- _What you have to do_: Each line that includes the string "Habe" counts once; give the total and nothing else.
--- start Data listing ---
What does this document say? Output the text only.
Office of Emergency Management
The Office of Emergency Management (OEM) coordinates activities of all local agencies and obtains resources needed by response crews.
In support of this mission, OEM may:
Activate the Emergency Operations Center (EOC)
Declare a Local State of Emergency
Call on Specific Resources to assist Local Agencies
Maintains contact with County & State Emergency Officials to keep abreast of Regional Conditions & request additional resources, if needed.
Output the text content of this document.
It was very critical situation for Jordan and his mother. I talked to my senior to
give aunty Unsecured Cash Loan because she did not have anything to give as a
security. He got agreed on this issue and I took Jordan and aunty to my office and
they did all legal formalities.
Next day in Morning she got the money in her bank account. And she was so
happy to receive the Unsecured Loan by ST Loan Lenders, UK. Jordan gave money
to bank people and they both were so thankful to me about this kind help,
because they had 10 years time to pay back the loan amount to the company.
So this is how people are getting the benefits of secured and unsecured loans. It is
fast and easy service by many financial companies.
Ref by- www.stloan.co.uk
--- end Data listing ---
--- start Data listing ---
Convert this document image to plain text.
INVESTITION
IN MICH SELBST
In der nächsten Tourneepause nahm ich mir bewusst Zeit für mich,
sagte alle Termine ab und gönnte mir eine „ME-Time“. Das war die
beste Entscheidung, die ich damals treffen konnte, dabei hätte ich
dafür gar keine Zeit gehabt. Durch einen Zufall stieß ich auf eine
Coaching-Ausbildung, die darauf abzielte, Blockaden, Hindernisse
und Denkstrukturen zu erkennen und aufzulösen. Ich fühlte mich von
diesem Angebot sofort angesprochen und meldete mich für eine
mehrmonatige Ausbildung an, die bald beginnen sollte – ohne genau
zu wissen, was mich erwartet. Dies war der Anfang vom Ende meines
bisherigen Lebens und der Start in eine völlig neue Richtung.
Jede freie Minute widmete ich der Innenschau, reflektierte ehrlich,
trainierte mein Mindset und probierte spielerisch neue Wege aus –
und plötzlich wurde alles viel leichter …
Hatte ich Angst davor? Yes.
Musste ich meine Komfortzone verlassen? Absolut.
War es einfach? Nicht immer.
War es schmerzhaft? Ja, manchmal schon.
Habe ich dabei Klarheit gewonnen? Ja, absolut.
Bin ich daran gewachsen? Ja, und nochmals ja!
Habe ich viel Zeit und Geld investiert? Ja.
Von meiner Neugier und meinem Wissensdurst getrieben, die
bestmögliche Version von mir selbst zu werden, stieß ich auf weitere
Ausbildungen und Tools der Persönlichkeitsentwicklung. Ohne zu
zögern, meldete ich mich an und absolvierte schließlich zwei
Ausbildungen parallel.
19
--- end Data listing ---
- _Response to this exercise_: 2